··· Data records ···
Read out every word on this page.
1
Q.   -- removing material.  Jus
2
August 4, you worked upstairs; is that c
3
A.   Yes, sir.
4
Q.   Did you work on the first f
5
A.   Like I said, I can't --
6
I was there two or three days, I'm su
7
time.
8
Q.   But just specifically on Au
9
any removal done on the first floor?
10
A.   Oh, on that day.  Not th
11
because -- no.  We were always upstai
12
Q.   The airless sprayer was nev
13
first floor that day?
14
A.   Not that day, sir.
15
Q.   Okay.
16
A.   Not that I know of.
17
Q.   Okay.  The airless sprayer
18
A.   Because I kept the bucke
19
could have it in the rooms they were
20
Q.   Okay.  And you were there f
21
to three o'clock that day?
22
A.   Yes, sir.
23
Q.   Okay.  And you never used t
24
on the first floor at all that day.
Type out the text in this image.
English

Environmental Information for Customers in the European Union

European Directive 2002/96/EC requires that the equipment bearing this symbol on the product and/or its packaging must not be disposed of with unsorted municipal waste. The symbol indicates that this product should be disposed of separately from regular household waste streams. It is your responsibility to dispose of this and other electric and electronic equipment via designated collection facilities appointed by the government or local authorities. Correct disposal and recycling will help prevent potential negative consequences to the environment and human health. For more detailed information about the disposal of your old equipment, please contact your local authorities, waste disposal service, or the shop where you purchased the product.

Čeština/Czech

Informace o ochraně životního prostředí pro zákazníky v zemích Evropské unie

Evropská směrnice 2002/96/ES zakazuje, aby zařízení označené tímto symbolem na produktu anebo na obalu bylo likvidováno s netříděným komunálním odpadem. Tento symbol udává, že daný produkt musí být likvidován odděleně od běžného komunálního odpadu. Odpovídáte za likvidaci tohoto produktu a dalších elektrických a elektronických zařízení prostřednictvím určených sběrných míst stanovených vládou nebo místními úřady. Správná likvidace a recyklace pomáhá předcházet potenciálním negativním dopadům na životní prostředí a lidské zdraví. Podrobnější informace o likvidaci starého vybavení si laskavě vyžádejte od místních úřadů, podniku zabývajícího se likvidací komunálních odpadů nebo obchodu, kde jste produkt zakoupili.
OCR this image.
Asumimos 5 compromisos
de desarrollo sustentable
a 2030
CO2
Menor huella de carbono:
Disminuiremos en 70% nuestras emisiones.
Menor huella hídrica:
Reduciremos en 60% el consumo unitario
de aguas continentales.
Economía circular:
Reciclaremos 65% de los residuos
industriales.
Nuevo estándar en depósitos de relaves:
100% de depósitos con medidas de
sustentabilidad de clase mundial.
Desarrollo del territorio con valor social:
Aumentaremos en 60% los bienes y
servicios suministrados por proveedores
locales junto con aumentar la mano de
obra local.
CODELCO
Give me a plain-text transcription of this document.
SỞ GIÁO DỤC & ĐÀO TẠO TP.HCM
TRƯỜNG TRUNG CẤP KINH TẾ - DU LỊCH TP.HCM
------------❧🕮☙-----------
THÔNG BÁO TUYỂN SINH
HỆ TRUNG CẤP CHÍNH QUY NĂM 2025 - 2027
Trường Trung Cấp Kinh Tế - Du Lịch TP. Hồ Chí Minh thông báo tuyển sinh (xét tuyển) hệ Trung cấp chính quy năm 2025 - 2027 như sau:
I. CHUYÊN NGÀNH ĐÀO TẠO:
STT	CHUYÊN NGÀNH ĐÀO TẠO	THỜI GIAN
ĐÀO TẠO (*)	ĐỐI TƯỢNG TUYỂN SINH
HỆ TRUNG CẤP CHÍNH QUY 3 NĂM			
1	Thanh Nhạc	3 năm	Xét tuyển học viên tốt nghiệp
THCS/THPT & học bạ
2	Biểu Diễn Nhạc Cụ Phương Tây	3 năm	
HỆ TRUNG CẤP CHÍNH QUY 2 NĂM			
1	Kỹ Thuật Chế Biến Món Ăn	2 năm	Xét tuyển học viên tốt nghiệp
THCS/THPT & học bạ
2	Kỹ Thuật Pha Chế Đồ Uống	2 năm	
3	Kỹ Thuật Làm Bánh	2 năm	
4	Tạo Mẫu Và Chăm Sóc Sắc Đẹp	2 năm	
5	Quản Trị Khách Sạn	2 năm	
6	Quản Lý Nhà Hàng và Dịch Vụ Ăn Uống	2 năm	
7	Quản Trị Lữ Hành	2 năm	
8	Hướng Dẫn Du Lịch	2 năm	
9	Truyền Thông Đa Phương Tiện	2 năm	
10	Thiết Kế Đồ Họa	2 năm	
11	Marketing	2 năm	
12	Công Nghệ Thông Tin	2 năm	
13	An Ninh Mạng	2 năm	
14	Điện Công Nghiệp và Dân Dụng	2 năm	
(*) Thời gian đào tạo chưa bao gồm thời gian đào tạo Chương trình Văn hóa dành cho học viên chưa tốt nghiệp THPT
···
[Problem to solve] Copy out all the entries shown above, character for character.

[Solution for this problem]
Read out every word on this page.
1
Q.   -- removing material.  Jus
2
August 4, you worked upstairs; is that c
3
A.   Yes, sir.
4
Q.   Did you work on the first f
5
A.   Like I said, I can't --
6
I was there two or three days, I'm su
7
time.
8
Q.   But just specifically on Au
9
any removal done on the first floor?
10
A.   Oh, on that day.  Not th
11
because -- no.  We were always upstai
12
Q.   The airless sprayer was nev
13
first floor that day?
14
A.   Not that day, sir.
15
Q.   Okay.
16
A.   Not that I know of.
17
Q.   Okay.  The airless sprayer
18
A.   Because I kept the bucke
19
could have it in the rooms they were
20
Q.   Okay.  And you were there f
21
to three o'clock that day?
22
A.   Yes, sir.
23
Q.   Okay.  And you never used t
24
on the first floor at all that day.
Type out the text in this image.
English

Environmental Information for Customers in the European Union

European Directive 2002/96/EC requires that the equipment bearing this symbol on the product and/or its packaging must not be disposed of with unsorted municipal waste. The symbol indicates that this product should be disposed of separately from regular household waste streams. It is your responsibility to dispose of this and other electric and electronic equipment via designated collection facilities appointed by the government or local authorities. Correct disposal and recycling will help prevent potential negative consequences to the environment and human health. For more detailed information about the disposal of your old equipment, please contact your local authorities, waste disposal service, or the shop where you purchased the product.

Čeština/Czech

Informace o ochraně životního prostředí pro zákazníky v zemích Evropské unie

Evropská směrnice 2002/96/ES zakazuje, aby zařízení označené tímto symbolem na produktu anebo na obalu bylo likvidováno s netříděným komunálním odpadem. Tento symbol udává, že daný produkt musí být likvidován odděleně od běžného komunálního odpadu. Odpovídáte za likvidaci tohoto produktu a dalších elektrických a elektronických zařízení prostřednictvím určených sběrných míst stanovených vládou nebo místními úřady. Správná likvidace a recyklace pomáhá předcházet potenciálním negativním dopadům na životní prostředí a lidské zdraví. Podrobnější informace o likvidaci starého vybavení si laskavě vyžádejte od místních úřadů, podniku zabývajícího se likvidací komunálních odpadů nebo obchodu, kde jste produkt zakoupili.
OCR this image.
Asumimos 5 compromisos
de desarrollo sustentable
a 2030
CO2
Menor huella de carbono:
Disminuiremos en 70% nuestras emisiones.
Menor huella hídrica:
Reduciremos en 60% el consumo unitario
de aguas continentales.
Economía circular:
Reciclaremos 65% de los residuos
industriales.
Nuevo estándar en depósitos de relaves:
100% de depósitos con medidas de
sustentabilidad de clase mundial.
Desarrollo del territorio con valor social:
Aumentaremos en 60% los bienes y
servicios suministrados por proveedores
locales junto con aumentar la mano de
obra local.
CODELCO
Give me a plain-text transcription of this document.
SỞ GIÁO DỤC & ĐÀO TẠO TP.HCM
TRƯỜNG TRUNG CẤP KINH TẾ - DU LỊCH TP.HCM
------------❧🕮☙-----------
THÔNG BÁO TUYỂN SINH
HỆ TRUNG CẤP CHÍNH QUY NĂM 2025 - 2027
Trường Trung Cấp Kinh Tế - Du Lịch TP. Hồ Chí Minh thông báo tuyển sinh (xét tuyển) hệ Trung cấp chính quy năm 2025 - 2027 như sau:
I. CHUYÊN NGÀNH ĐÀO TẠO:
STT	CHUYÊN NGÀNH ĐÀO TẠO	THỜI GIAN
ĐÀO TẠO (*)	ĐỐI TƯỢNG TUYỂN SINH
HỆ TRUNG CẤP CHÍNH QUY 3 NĂM			
1	Thanh Nhạc	3 năm	Xét tuyển học viên tốt nghiệp
THCS/THPT & học bạ
2	Biểu Diễn Nhạc Cụ Phương Tây	3 năm	
HỆ TRUNG CẤP CHÍNH QUY 2 NĂM			
1	Kỹ Thuật Chế Biến Món Ăn	2 năm	Xét tuyển học viên tốt nghiệp
THCS/THPT & học bạ
2	Kỹ Thuật Pha Chế Đồ Uống	2 năm	
3	Kỹ Thuật Làm Bánh	2 năm	
4	Tạo Mẫu Và Chăm Sóc Sắc Đẹp	2 năm	
5	Quản Trị Khách Sạn	2 năm	
6	Quản Lý Nhà Hàng và Dịch Vụ Ăn Uống	2 năm	
7	Quản Trị Lữ Hành	2 năm	
8	Hướng Dẫn Du Lịch	2 năm	
9	Truyền Thông Đa Phương Tiện	2 năm	
10	Thiết Kế Đồ Họa	2 năm	
11	Marketing	2 năm	
12	Công Nghệ Thông Tin	2 năm	
13	An Ninh Mạng	2 năm	
14	Điện Công Nghiệp và Dân Dụng	2 năm	
(*) Thời gian đào tạo chưa bao gồm thời gian đào tạo Chương trình Văn hóa dành cho học viên chưa tốt nghiệp THPT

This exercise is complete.